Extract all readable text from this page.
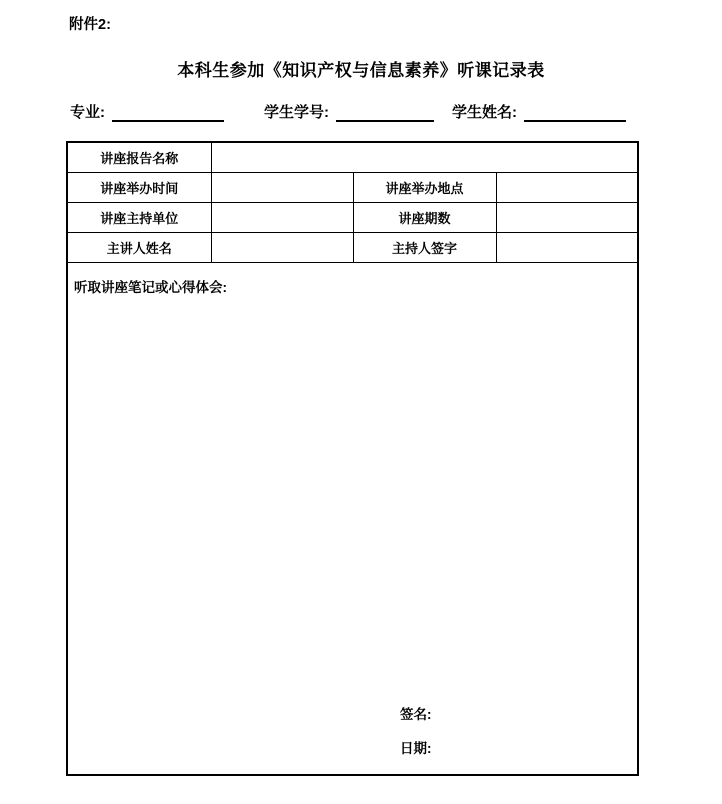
附件2:
本科生参加《知识产权与信息素养》听课记录表
专业:	学生学号:	学生姓名:
讲座报告名称			
讲座举办时间		讲座举办地点	
讲座主持单位		讲座期数	
主讲人姓名		主持人签字	

听取讲座笔记或心得体会:
签名:
日期:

### What is required
Leave out the pictures and transcribe everything else exactly.

### The answer
Extract all readable text from this page.
附件2:
本科生参加《知识产权与信息素养》听课记录表
专业:	学生学号:	学生姓名:
讲座报告名称			
讲座举办时间		讲座举办地点	
讲座主持单位		讲座期数	
主讲人姓名		主持人签字	

听取讲座笔记或心得体会:
签名:
日期:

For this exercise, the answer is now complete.